[begin Extracted entries]
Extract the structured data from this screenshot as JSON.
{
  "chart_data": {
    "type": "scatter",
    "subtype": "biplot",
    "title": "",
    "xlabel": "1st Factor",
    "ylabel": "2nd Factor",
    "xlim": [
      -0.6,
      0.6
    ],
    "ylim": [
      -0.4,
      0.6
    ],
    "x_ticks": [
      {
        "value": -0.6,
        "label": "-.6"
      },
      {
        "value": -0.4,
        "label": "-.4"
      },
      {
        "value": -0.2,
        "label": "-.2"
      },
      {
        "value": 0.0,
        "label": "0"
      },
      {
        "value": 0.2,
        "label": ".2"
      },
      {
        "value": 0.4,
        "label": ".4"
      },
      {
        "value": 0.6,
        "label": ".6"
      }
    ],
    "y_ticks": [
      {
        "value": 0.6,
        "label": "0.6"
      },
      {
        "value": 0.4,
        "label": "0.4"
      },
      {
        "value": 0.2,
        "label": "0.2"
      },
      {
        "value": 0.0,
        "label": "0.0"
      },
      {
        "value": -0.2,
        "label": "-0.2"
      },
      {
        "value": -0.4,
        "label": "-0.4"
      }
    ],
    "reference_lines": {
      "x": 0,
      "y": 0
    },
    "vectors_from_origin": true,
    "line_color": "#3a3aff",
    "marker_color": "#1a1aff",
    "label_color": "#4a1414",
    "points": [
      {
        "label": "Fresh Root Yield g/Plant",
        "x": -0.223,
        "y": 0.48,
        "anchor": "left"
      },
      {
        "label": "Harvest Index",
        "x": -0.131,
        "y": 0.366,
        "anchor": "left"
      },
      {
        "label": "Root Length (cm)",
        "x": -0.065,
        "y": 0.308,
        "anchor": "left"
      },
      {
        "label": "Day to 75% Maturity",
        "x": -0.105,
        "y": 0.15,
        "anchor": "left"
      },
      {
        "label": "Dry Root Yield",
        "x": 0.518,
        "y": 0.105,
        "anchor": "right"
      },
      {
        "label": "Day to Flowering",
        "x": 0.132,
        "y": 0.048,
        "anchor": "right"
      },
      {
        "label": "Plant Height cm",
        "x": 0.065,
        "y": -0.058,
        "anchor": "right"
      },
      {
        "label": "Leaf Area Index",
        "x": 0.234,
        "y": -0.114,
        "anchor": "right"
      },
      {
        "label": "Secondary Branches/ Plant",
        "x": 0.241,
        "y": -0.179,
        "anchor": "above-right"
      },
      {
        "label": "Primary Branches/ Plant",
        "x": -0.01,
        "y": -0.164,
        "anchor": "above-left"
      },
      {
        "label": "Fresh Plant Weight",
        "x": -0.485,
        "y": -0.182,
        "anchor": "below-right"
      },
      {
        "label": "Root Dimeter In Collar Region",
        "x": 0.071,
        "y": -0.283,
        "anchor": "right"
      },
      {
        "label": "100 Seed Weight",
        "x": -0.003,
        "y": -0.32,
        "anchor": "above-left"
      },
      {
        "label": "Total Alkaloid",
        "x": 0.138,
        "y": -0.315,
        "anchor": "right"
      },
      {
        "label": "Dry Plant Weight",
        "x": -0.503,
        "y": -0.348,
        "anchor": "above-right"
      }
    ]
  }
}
[end Extracted entries]
** Stated exercise **
Take the lines above and retype all of them exactly.

** Complete answer **
Extract the structured data from this screenshot as JSON.
{
  "chart_data": {
    "type": "scatter",
    "subtype": "biplot",
    "title": "",
    "xlabel": "1st Factor",
    "ylabel": "2nd Factor",
    "xlim": [
      -0.6,
      0.6
    ],
    "ylim": [
      -0.4,
      0.6
    ],
    "x_ticks": [
      {
        "value": -0.6,
        "label": "-.6"
      },
      {
        "value": -0.4,
        "label": "-.4"
      },
      {
        "value": -0.2,
        "label": "-.2"
      },
      {
        "value": 0.0,
        "label": "0"
      },
      {
        "value": 0.2,
        "label": ".2"
      },
      {
        "value": 0.4,
        "label": ".4"
      },
      {
        "value": 0.6,
        "label": ".6"
      }
    ],
    "y_ticks": [
      {
        "value": 0.6,
        "label": "0.6"
      },
      {
        "value": 0.4,
        "label": "0.4"
      },
      {
        "value": 0.2,
        "label": "0.2"
      },
      {
        "value": 0.0,
        "label": "0.0"
      },
      {
        "value": -0.2,
        "label": "-0.2"
      },
      {
        "value": -0.4,
        "label": "-0.4"
      }
    ],
    "reference_lines": {
      "x": 0,
      "y": 0
    },
    "vectors_from_origin": true,
    "line_color": "#3a3aff",
    "marker_color": "#1a1aff",
    "label_color": "#4a1414",
    "points": [
      {
        "label": "Fresh Root Yield g/Plant",
        "x": -0.223,
        "y": 0.48,
        "anchor": "left"
      },
      {
        "label": "Harvest Index",
        "x": -0.131,
        "y": 0.366,
        "anchor": "left"
      },
      {
        "label": "Root Length (cm)",
        "x": -0.065,
        "y": 0.308,
        "anchor": "left"
      },
      {
        "label": "Day to 75% Maturity",
        "x": -0.105,
        "y": 0.15,
        "anchor": "left"
      },
      {
        "label": "Dry Root Yield",
        "x": 0.518,
        "y": 0.105,
        "anchor": "right"
      },
      {
        "label": "Day to Flowering",
        "x": 0.132,
        "y": 0.048,
        "anchor": "right"
      },
      {
        "label": "Plant Height cm",
        "x": 0.065,
        "y": -0.058,
        "anchor": "right"
      },
      {
        "label": "Leaf Area Index",
        "x": 0.234,
        "y": -0.114,
        "anchor": "right"
      },
      {
        "label": "Secondary Branches/ Plant",
        "x": 0.241,
        "y": -0.179,
        "anchor": "above-right"
      },
      {
        "label": "Primary Branches/ Plant",
        "x": -0.01,
        "y": -0.164,
        "anchor": "above-left"
      },
      {
        "label": "Fresh Plant Weight",
        "x": -0.485,
        "y": -0.182,
        "anchor": "below-right"
      },
      {
        "label": "Root Dimeter In Collar Region",
        "x": 0.071,
        "y": -0.283,
        "anchor": "right"
      },
      {
        "label": "100 Seed Weight",
        "x": -0.003,
        "y": -0.32,
        "anchor": "above-left"
      },
      {
        "label": "Total Alkaloid",
        "x": 0.138,
        "y": -0.315,
        "anchor": "right"
      },
      {
        "label": "Dry Plant Weight",
        "x": -0.503,
        "y": -0.348,
        "anchor": "above-right"
      }
    ]
  }
}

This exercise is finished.